» **Listed entries**
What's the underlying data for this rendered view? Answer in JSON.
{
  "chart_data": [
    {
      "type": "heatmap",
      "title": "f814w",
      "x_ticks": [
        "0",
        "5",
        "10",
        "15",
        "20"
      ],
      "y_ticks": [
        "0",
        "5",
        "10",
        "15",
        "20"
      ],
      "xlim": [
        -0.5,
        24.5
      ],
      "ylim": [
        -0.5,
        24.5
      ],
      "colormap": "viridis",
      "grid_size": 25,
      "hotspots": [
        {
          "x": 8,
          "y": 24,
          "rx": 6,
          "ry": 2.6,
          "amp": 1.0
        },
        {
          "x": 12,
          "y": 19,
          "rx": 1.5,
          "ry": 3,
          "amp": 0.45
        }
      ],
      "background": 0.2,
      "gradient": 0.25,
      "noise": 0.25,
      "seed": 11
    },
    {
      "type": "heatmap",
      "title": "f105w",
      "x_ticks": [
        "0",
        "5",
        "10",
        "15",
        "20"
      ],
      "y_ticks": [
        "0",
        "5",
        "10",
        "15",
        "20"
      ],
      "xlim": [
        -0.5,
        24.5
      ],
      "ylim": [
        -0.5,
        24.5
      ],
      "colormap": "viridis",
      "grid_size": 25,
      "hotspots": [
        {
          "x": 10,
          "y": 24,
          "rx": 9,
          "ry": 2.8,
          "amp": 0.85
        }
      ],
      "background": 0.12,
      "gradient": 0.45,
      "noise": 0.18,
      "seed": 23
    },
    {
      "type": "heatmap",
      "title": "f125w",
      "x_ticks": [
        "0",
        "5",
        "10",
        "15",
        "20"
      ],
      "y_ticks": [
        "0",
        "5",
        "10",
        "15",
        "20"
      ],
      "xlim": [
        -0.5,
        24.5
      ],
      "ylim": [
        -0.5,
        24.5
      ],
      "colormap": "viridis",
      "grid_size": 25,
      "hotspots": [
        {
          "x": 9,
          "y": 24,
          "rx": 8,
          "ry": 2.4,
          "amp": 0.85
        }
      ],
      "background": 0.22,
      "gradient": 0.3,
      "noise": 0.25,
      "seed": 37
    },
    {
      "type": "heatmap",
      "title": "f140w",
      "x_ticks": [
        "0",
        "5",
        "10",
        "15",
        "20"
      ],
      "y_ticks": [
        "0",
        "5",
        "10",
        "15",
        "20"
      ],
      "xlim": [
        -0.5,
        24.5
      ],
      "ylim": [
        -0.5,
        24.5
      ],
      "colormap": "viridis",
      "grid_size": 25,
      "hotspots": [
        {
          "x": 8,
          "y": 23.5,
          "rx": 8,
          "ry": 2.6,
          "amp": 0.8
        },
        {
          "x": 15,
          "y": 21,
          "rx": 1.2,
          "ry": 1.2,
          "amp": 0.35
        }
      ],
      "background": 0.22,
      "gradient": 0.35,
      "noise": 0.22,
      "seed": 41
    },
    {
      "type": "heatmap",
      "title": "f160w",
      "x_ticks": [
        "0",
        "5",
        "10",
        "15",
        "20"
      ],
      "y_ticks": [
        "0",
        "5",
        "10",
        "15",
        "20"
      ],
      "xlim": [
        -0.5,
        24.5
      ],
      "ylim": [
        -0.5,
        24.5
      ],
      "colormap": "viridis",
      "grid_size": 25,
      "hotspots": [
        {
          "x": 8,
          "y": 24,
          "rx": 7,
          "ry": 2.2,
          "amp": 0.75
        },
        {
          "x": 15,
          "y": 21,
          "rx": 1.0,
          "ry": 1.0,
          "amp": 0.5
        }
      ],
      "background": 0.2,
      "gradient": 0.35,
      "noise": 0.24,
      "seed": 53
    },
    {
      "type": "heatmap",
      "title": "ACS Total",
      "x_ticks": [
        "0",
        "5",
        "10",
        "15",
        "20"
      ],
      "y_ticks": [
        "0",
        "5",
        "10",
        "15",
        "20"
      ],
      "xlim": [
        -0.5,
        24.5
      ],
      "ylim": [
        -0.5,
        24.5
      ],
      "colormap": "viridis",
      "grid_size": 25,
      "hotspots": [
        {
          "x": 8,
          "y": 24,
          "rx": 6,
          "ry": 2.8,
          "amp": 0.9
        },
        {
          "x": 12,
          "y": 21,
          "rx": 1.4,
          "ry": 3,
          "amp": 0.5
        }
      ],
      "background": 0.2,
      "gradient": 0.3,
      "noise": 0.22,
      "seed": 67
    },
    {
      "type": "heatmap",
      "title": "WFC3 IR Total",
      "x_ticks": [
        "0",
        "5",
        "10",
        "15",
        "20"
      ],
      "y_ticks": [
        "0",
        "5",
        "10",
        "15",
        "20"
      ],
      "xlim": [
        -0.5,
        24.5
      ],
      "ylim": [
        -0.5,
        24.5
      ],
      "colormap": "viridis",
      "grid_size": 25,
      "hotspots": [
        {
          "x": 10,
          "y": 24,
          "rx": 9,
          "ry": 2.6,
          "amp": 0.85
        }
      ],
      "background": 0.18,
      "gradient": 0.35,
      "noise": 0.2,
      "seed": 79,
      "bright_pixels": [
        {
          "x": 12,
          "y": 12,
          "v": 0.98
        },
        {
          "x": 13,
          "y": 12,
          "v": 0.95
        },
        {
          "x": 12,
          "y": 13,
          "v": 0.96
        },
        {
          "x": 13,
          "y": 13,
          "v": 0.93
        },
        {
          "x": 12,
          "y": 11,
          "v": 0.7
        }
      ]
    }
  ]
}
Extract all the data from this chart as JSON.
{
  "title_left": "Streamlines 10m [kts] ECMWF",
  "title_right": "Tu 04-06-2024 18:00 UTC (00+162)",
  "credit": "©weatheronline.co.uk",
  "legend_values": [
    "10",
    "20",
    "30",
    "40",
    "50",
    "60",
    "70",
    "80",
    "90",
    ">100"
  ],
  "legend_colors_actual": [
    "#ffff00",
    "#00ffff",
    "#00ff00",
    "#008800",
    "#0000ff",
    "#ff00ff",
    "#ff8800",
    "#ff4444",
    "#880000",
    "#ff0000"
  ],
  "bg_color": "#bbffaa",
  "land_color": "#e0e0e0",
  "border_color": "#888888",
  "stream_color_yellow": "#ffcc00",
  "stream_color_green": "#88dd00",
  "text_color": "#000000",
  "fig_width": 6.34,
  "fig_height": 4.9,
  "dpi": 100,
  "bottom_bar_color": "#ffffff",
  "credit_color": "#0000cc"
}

» **What the task asks**
Write out all the data again, exactly as it appears.

» **Answer to the task**
What's the underlying data for this rendered view? Answer in JSON.
{
  "chart_data": [
    {
      "type": "heatmap",
      "title": "f814w",
      "x_ticks": [
        "0",
        "5",
        "10",
        "15",
        "20"
      ],
      "y_ticks": [
        "0",
        "5",
        "10",
        "15",
        "20"
      ],
      "xlim": [
        -0.5,
        24.5
      ],
      "ylim": [
        -0.5,
        24.5
      ],
      "colormap": "viridis",
      "grid_size": 25,
      "hotspots": [
        {
          "x": 8,
          "y": 24,
          "rx": 6,
          "ry": 2.6,
          "amp": 1.0
        },
        {
          "x": 12,
          "y": 19,
          "rx": 1.5,
          "ry": 3,
          "amp": 0.45
        }
      ],
      "background": 0.2,
      "gradient": 0.25,
      "noise": 0.25,
      "seed": 11
    },
    {
      "type": "heatmap",
      "title": "f105w",
      "x_ticks": [
        "0",
        "5",
        "10",
        "15",
        "20"
      ],
      "y_ticks": [
        "0",
        "5",
        "10",
        "15",
        "20"
      ],
      "xlim": [
        -0.5,
        24.5
      ],
      "ylim": [
        -0.5,
        24.5
      ],
      "colormap": "viridis",
      "grid_size": 25,
      "hotspots": [
        {
          "x": 10,
          "y": 24,
          "rx": 9,
          "ry": 2.8,
          "amp": 0.85
        }
      ],
      "background": 0.12,
      "gradient": 0.45,
      "noise": 0.18,
      "seed": 23
    },
    {
      "type": "heatmap",
      "title": "f125w",
      "x_ticks": [
        "0",
        "5",
        "10",
        "15",
        "20"
      ],
      "y_ticks": [
        "0",
        "5",
        "10",
        "15",
        "20"
      ],
      "xlim": [
        -0.5,
        24.5
      ],
      "ylim": [
        -0.5,
        24.5
      ],
      "colormap": "viridis",
      "grid_size": 25,
      "hotspots": [
        {
          "x": 9,
          "y": 24,
          "rx": 8,
          "ry": 2.4,
          "amp": 0.85
        }
      ],
      "background": 0.22,
      "gradient": 0.3,
      "noise": 0.25,
      "seed": 37
    },
    {
      "type": "heatmap",
      "title": "f140w",
      "x_ticks": [
        "0",
        "5",
        "10",
        "15",
        "20"
      ],
      "y_ticks": [
        "0",
        "5",
        "10",
        "15",
        "20"
      ],
      "xlim": [
        -0.5,
        24.5
      ],
      "ylim": [
        -0.5,
        24.5
      ],
      "colormap": "viridis",
      "grid_size": 25,
      "hotspots": [
        {
          "x": 8,
          "y": 23.5,
          "rx": 8,
          "ry": 2.6,
          "amp": 0.8
        },
        {
          "x": 15,
          "y": 21,
          "rx": 1.2,
          "ry": 1.2,
          "amp": 0.35
        }
      ],
      "background": 0.22,
      "gradient": 0.35,
      "noise": 0.22,
      "seed": 41
    },
    {
      "type": "heatmap",
      "title": "f160w",
      "x_ticks": [
        "0",
        "5",
        "10",
        "15",
        "20"
      ],
      "y_ticks": [
        "0",
        "5",
        "10",
        "15",
        "20"
      ],
      "xlim": [
        -0.5,
        24.5
      ],
      "ylim": [
        -0.5,
        24.5
      ],
      "colormap": "viridis",
      "grid_size": 25,
      "hotspots": [
        {
          "x": 8,
          "y": 24,
          "rx": 7,
          "ry": 2.2,
          "amp": 0.75
        },
        {
          "x": 15,
          "y": 21,
          "rx": 1.0,
          "ry": 1.0,
          "amp": 0.5
        }
      ],
      "background": 0.2,
      "gradient": 0.35,
      "noise": 0.24,
      "seed": 53
    },
    {
      "type": "heatmap",
      "title": "ACS Total",
      "x_ticks": [
        "0",
        "5",
        "10",
        "15",
        "20"
      ],
      "y_ticks": [
        "0",
        "5",
        "10",
        "15",
        "20"
      ],
      "xlim": [
        -0.5,
        24.5
      ],
      "ylim": [
        -0.5,
        24.5
      ],
      "colormap": "viridis",
      "grid_size": 25,
      "hotspots": [
        {
          "x": 8,
          "y": 24,
          "rx": 6,
          "ry": 2.8,
          "amp": 0.9
        },
        {
          "x": 12,
          "y": 21,
          "rx": 1.4,
          "ry": 3,
          "amp": 0.5
        }
      ],
      "background": 0.2,
      "gradient": 0.3,
      "noise": 0.22,
      "seed": 67
    },
    {
      "type": "heatmap",
      "title": "WFC3 IR Total",
      "x_ticks": [
        "0",
        "5",
        "10",
        "15",
        "20"
      ],
      "y_ticks": [
        "0",
        "5",
        "10",
        "15",
        "20"
      ],
      "xlim": [
        -0.5,
        24.5
      ],
      "ylim": [
        -0.5,
        24.5
      ],
      "colormap": "viridis",
      "grid_size": 25,
      "hotspots": [
        {
          "x": 10,
          "y": 24,
          "rx": 9,
          "ry": 2.6,
          "amp": 0.85
        }
      ],
      "background": 0.18,
      "gradient": 0.35,
      "noise": 0.2,
      "seed": 79,
      "bright_pixels": [
        {
          "x": 12,
          "y": 12,
          "v": 0.98
        },
        {
          "x": 13,
          "y": 12,
          "v": 0.95
        },
        {
          "x": 12,
          "y": 13,
          "v": 0.96
        },
        {
          "x": 13,
          "y": 13,
          "v": 0.93
        },
        {
          "x": 12,
          "y": 11,
          "v": 0.7
        }
      ]
    }
  ]
}
Extract all the data from this chart as JSON.
{
  "title_left": "Streamlines 10m [kts] ECMWF",
  "title_right": "Tu 04-06-2024 18:00 UTC (00+162)",
  "credit": "©weatheronline.co.uk",
  "legend_values": [
    "10",
    "20",
    "30",
    "40",
    "50",
    "60",
    "70",
    "80",
    "90",
    ">100"
  ],
  "legend_colors_actual": [
    "#ffff00",
    "#00ffff",
    "#00ff00",
    "#008800",
    "#0000ff",
    "#ff00ff",
    "#ff8800",
    "#ff4444",
    "#880000",
    "#ff0000"
  ],
  "bg_color": "#bbffaa",
  "land_color": "#e0e0e0",
  "border_color": "#888888",
  "stream_color_yellow": "#ffcc00",
  "stream_color_green": "#88dd00",
  "text_color": "#000000",
  "fig_width": 6.34,
  "fig_height": 4.9,
  "dpi": 100,
  "bottom_bar_color": "#ffffff",
  "credit_color": "#0000cc"
}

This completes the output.